Provide only the number of lines in the listing that contain the string "docent".

__________________________________________________

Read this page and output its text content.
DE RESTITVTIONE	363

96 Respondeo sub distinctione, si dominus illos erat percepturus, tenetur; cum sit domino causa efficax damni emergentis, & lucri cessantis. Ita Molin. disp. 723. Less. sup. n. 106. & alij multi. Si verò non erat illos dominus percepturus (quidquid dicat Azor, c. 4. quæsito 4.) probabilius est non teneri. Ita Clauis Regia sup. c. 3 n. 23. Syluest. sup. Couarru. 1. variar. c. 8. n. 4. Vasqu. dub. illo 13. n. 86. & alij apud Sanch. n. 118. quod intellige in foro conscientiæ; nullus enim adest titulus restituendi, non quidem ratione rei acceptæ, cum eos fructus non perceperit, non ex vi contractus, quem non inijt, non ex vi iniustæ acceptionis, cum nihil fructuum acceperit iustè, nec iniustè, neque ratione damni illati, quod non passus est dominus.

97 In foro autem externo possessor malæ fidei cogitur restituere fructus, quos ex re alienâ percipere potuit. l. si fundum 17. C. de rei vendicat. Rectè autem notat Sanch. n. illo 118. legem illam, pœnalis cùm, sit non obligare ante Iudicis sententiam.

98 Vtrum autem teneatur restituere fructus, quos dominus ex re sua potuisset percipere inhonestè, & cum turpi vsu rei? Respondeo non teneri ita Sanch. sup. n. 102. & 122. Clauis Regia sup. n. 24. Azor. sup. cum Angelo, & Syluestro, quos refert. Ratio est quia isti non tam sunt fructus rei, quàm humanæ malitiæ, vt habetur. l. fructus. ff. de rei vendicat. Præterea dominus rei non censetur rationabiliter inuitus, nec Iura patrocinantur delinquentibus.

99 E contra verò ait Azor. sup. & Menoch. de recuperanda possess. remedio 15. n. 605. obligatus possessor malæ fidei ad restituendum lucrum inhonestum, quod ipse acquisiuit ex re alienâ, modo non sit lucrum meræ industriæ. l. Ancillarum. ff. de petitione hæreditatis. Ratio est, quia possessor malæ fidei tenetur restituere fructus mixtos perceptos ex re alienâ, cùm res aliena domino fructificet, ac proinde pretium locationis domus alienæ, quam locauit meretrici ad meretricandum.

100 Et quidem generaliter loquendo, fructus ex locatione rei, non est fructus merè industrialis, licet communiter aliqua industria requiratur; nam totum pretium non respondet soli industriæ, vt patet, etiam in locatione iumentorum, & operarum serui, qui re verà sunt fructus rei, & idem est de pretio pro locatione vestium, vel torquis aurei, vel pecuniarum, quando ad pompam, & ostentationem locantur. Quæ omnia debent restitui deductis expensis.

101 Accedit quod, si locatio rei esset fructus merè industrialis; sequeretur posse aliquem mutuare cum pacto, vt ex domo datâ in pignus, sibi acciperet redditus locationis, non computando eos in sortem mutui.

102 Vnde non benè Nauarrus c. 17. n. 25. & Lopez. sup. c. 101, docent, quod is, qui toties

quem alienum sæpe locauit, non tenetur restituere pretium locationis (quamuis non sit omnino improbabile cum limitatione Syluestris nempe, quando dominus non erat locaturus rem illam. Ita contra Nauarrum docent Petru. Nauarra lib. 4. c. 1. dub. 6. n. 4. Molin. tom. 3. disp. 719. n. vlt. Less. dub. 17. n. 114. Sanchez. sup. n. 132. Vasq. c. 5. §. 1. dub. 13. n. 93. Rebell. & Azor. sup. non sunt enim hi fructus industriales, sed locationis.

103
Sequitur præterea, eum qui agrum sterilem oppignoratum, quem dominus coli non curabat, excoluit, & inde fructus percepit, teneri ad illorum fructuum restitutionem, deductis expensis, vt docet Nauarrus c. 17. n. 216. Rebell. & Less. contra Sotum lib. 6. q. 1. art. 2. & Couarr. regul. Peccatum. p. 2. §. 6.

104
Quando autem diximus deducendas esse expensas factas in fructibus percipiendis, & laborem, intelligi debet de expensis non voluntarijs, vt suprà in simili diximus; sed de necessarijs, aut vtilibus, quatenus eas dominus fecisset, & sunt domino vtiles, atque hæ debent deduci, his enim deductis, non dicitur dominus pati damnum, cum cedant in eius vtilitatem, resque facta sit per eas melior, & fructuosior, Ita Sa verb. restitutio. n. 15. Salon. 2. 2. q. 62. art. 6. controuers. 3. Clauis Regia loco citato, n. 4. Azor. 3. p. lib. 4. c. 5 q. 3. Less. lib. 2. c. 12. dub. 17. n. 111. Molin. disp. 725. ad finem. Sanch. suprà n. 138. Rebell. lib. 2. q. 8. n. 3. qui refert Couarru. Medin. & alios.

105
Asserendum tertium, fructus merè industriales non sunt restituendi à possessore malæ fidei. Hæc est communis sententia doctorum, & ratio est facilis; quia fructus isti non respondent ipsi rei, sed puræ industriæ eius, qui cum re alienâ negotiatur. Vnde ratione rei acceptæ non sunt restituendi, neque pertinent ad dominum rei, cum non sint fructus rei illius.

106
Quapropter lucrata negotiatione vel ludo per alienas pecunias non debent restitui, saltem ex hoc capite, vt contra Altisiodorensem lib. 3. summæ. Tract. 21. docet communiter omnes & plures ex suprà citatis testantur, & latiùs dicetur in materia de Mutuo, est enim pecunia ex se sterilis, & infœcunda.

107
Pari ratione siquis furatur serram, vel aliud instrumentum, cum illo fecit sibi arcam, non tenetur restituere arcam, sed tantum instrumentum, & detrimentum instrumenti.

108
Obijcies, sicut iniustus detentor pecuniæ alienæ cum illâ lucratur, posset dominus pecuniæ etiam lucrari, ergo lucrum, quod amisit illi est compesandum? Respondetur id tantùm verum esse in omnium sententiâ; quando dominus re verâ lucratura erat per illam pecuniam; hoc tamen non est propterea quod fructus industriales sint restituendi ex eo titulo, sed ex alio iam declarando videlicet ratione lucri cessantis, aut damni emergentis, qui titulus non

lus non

__________________________________________________

> [THE OUTPUT]: 2